Many of the examples in these reflections on trauma address how human beings are traumatized into denying care to other human beings and to themselves as human beings. What troubles me most, however, are the ways in which humans are traumatized into denying care to non-human others and to what they perceive as the non-human parts of themselves. There can be no countering the planetary ecocide that defines our time without confronting the refusal of care that underpins it—a refusal rooted in traumas that lead humans to treat non-human others with indifference or abuse.
Of course, the traumas that inhibit humans from caring for one another are deeply entangled with those that inhibit humans from caring for non-humans. This interconnection becomes clear when we consider how humans who have been traumatized against caring for others often rationalize their inhibitions by dehumanizing those others. In much of the Western(ized) world, legal systems reflect this logic: rights and privileges are extended to non-human others when they are sufficiently “humanized” and denied to humans when they are sufficiently “dehumanized.” This principle is more than a legal convenience—it is a symptom of how traumatic experiences have warped Western(ized) sensibilities, fostering indifference and abuse toward both dehumanized humans and non-human others.

» **What is expected**: Pick up the passage on trauma and the refusal of care where it stops, and continue it in the same voice.

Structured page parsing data
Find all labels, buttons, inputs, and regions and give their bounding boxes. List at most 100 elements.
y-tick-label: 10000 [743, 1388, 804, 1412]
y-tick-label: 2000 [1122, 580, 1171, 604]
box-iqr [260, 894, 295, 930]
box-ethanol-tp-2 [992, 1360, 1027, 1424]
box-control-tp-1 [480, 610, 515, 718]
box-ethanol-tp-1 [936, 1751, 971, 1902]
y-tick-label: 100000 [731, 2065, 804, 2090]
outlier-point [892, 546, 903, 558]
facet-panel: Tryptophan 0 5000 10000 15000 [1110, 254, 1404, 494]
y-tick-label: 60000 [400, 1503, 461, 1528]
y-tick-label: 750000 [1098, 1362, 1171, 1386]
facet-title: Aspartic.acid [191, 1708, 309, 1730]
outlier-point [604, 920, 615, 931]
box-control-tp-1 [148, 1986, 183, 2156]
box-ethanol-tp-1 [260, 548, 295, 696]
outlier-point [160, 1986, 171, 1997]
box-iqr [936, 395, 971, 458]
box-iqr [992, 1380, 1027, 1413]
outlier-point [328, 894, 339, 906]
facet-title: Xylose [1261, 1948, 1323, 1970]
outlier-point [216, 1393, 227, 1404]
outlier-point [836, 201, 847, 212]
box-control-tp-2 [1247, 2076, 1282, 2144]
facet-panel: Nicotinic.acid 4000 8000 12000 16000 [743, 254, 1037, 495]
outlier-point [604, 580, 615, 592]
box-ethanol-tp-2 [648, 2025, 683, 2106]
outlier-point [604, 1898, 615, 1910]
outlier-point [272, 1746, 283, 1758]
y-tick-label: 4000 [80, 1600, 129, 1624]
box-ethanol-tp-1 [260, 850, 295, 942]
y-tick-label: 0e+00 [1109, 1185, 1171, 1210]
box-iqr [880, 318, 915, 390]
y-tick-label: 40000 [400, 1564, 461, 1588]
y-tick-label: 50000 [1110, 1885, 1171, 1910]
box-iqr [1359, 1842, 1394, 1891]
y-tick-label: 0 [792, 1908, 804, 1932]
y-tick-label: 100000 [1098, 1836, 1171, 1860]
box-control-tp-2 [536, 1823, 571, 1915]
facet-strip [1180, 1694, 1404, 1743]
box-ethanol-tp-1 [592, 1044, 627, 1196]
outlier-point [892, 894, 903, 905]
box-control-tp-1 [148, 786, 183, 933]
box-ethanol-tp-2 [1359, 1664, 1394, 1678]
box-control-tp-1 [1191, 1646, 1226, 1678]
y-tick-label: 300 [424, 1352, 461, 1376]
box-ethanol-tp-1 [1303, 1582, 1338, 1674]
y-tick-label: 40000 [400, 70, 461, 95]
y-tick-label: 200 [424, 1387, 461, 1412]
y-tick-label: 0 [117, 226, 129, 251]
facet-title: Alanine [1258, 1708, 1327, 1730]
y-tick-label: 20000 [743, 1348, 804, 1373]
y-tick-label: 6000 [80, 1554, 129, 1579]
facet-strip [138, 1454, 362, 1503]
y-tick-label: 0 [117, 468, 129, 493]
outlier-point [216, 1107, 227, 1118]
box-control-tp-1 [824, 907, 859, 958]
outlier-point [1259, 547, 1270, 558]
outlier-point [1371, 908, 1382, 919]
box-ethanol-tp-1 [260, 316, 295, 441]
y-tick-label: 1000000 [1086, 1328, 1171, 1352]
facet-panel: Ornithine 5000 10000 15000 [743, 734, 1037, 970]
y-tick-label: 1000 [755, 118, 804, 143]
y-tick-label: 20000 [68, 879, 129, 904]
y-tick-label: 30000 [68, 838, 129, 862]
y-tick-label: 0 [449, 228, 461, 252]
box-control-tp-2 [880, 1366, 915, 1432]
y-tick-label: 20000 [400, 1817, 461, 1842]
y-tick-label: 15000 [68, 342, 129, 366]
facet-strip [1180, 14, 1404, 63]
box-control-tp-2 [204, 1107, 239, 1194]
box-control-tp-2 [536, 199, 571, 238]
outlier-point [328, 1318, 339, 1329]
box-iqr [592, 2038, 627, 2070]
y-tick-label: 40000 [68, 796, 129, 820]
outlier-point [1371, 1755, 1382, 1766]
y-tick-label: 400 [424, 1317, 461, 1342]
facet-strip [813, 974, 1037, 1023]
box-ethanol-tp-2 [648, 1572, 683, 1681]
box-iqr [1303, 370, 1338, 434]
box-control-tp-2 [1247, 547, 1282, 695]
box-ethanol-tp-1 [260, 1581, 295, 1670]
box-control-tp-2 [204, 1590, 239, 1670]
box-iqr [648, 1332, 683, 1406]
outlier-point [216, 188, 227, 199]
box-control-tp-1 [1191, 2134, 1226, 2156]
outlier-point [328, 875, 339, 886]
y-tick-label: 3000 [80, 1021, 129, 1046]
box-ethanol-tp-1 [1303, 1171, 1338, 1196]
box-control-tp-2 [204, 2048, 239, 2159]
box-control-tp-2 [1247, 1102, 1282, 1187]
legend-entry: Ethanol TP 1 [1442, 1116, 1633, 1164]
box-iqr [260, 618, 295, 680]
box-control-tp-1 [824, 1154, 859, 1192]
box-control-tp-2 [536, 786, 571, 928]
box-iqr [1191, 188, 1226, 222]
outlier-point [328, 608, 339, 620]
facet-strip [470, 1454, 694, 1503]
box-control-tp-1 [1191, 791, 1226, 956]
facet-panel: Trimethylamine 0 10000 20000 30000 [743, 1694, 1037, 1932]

» **Response to the task**:
I often find myself asking: Why must Western(ized) anthropologists speak of “primitive” peoples living in “small foraging bands” when the peoples they reference clearly live as part of immense, complex societies that encompass multitudes of sentient non-human others?
These reflections on trauma have brought me closer to an answer. Western(ized) anthropologists refuse to respect the claims of so-called “primitive” peoples who view their societies as interwoven with non-human others because these anthropologists are rationalizing their own apprehensions—apprehensions rooted in traumas that have taught them to be indifferent or hostile to dehumanized and non-human others.
But this raises further questions: What are the processes of traumatization that have conditioned Western(ized) peoples to deny care to dehumanized and non-human others? To what extent do these processes rely on the infliction of fresh traumas, and to what extent do they perpetuate ancestral traumas, passed from generation to generation? How do these processes sustain and advance the power formations that stratify the Western(ized) world, that deathly world over which imperialist white-supremacist capitalist patriarchy holds dominion?
These questions point to the ways in which trauma operates as a mechanism of domination. Processes of traumatization do more than produce individualized suffering; they condition entire populations to accept and reproduce hierarchical systems that stratify human and non-human life. To deny care to non-human others is not simply an ethical failing—it is a symptom of deep historical and systemic wounds. Healing these wounds requires more than individual introspection; it demands that we confront the structures of power that perpetuate intergenerational traumas, dehumanization, and ecocide. Only by addressing these entangled legacies can we begin to reclaim the capacity to care—for ourselves, for one another, and for the more-than-human world upon which all life depends.